## OBJECTIVE:
Leave out the pictures and repeat everything else in the records exactly.

Stored entries:
[START]

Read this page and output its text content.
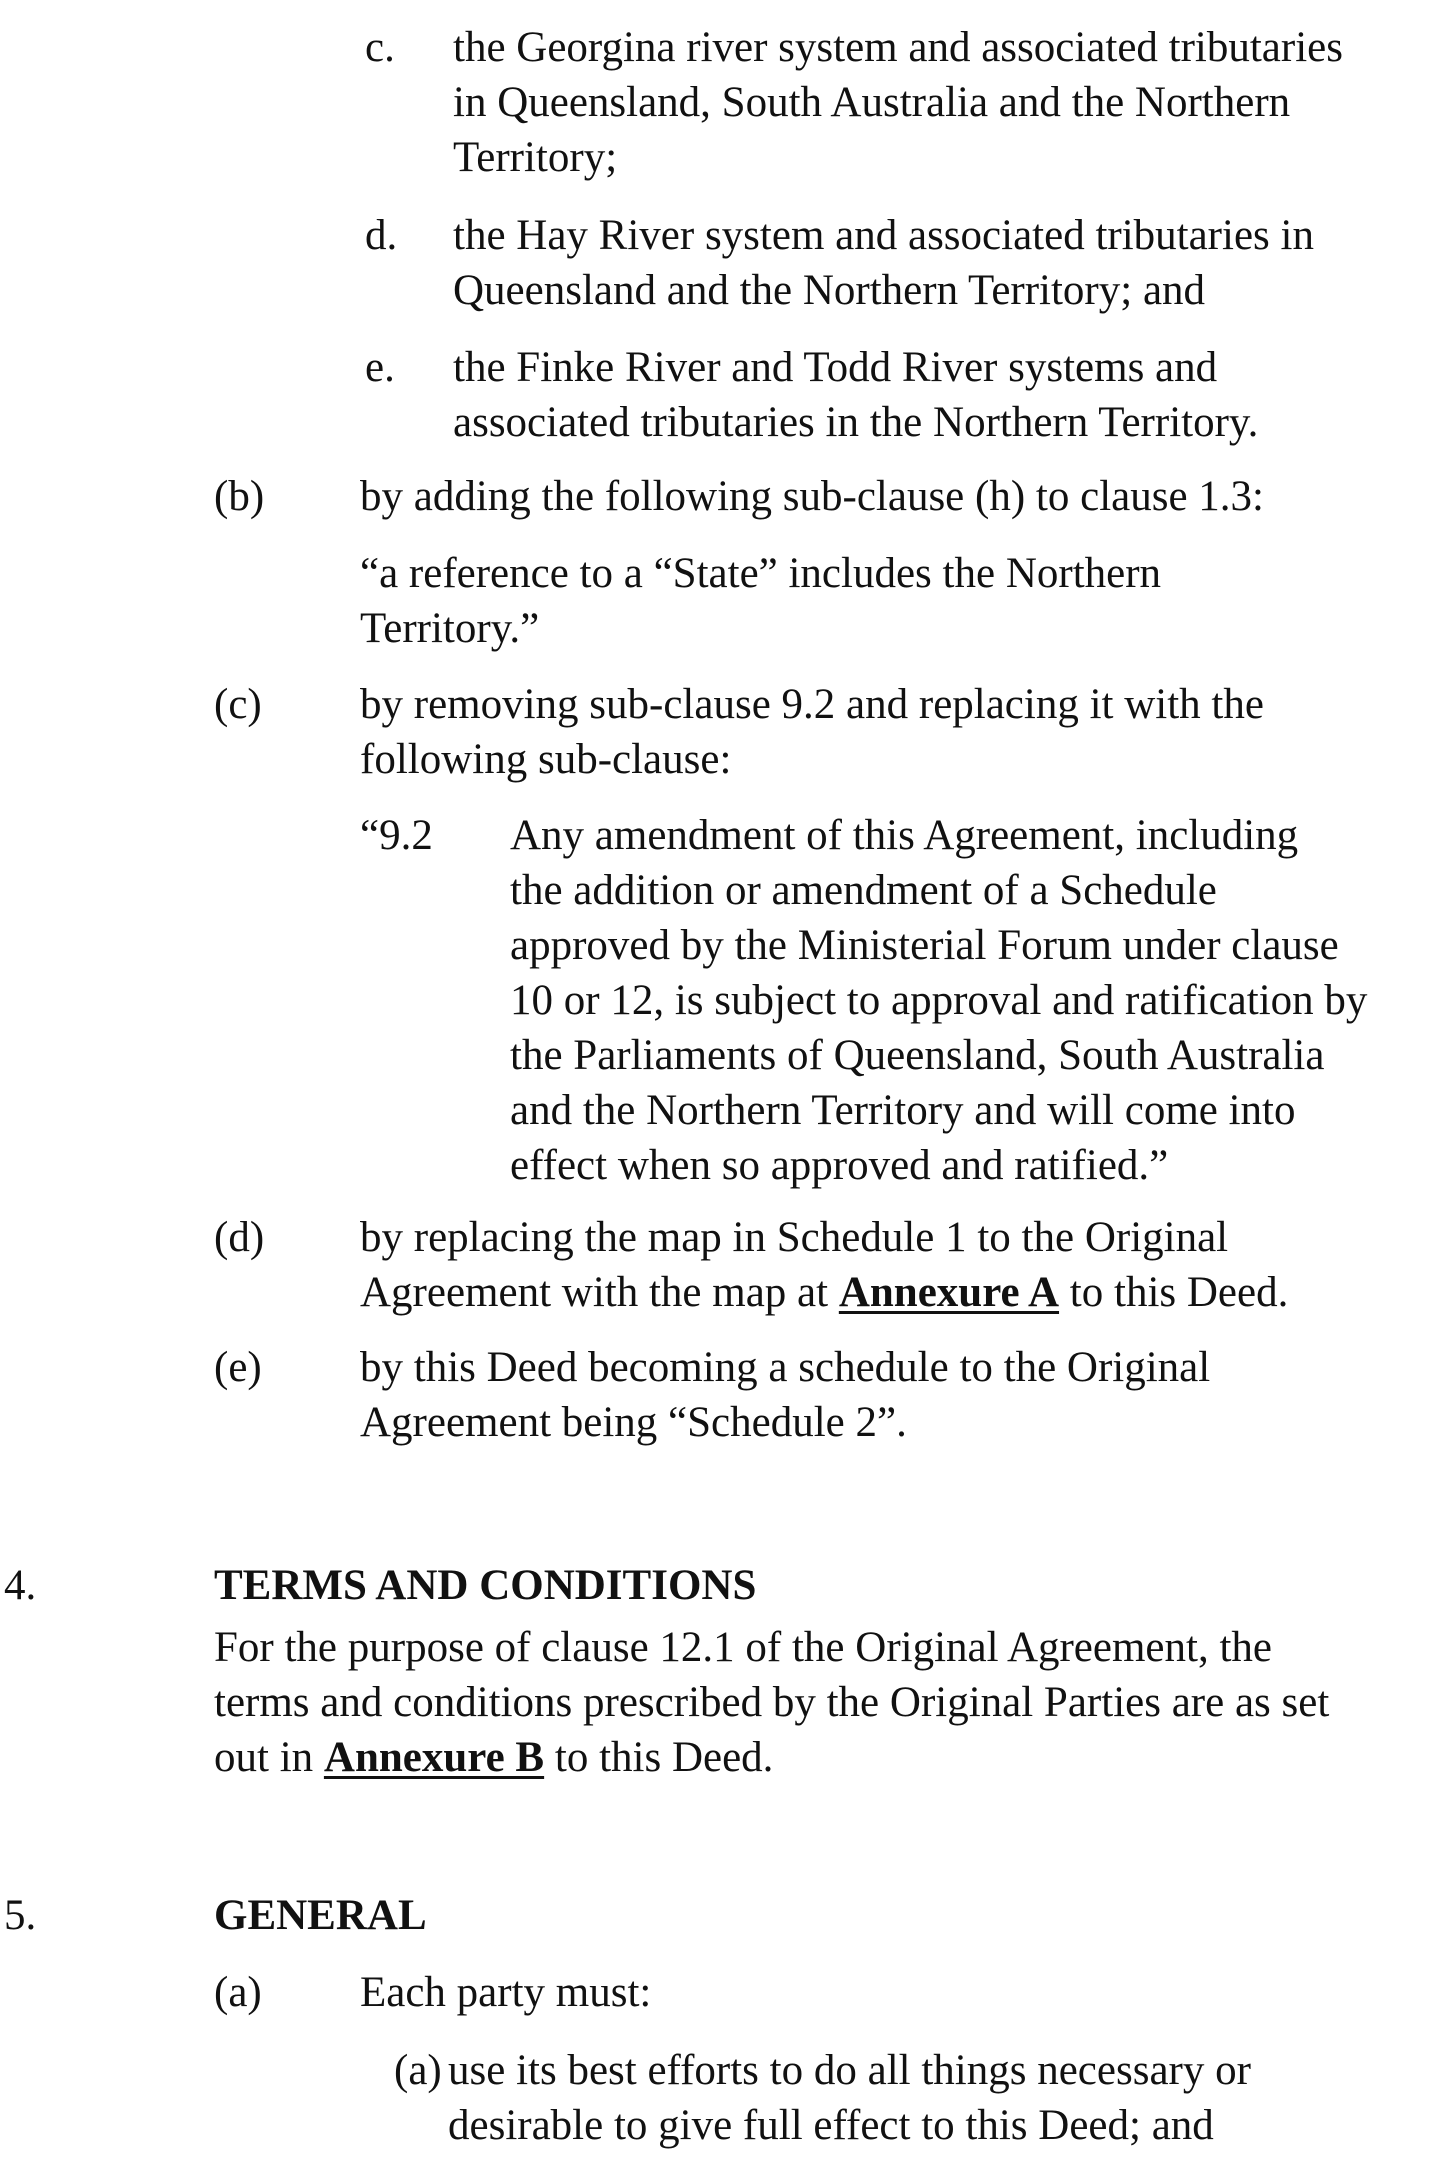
c. the Georgina river system and associated tributaries
in Queensland, South Australia and the Northern
Territory;
d. the Hay River system and associated tributaries in
Queensland and the Northern Territory; and
e. the Finke River and Todd River systems and
associated tributaries in the Northern Territory.
(b) by adding the following sub-clause (h) to clause 1.3:
“a reference to a “State” includes the Northern
Territory.”
(c) by removing sub-clause 9.2 and replacing it with the
following sub-clause:
“9.2 Any amendment of this Agreement, including
the addition or amendment of a Schedule
approved by the Ministerial Forum under clause
10 or 12, is subject to approval and ratification by
the Parliaments of Queensland, South Australia
and the Northern Territory and will come into
effect when so approved and ratified.”
(d) by replacing the map in Schedule 1 to the Original
Agreement with the map at Annexure A to this Deed.
(e) by this Deed becoming a schedule to the Original
Agreement being “Schedule 2”.
4.	TERMS AND CONDITIONS
For the purpose of clause 12.1 of the Original Agreement, the
terms and conditions prescribed by the Original Parties are as set
out in Annexure B to this Deed.
5.	GENERAL
(a) Each party must:
(a) use its best efforts to do all things necessary or
desirable to give full effect to this Deed; and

[END]

## RESULT FOR THIS EXERCISE:
Read this page and output its text content.
c. the Georgina river system and associated tributaries
in Queensland, South Australia and the Northern
Territory;
d. the Hay River system and associated tributaries in
Queensland and the Northern Territory; and
e. the Finke River and Todd River systems and
associated tributaries in the Northern Territory.
(b) by adding the following sub-clause (h) to clause 1.3:
“a reference to a “State” includes the Northern
Territory.”
(c) by removing sub-clause 9.2 and replacing it with the
following sub-clause:
“9.2 Any amendment of this Agreement, including
the addition or amendment of a Schedule
approved by the Ministerial Forum under clause
10 or 12, is subject to approval and ratification by
the Parliaments of Queensland, South Australia
and the Northern Territory and will come into
effect when so approved and ratified.”
(d) by replacing the map in Schedule 1 to the Original
Agreement with the map at Annexure A to this Deed.
(e) by this Deed becoming a schedule to the Original
Agreement being “Schedule 2”.
4.	TERMS AND CONDITIONS
For the purpose of clause 12.1 of the Original Agreement, the
terms and conditions prescribed by the Original Parties are as set
out in Annexure B to this Deed.
5.	GENERAL
(a) Each party must:
(a) use its best efforts to do all things necessary or
desirable to give full effect to this Deed; and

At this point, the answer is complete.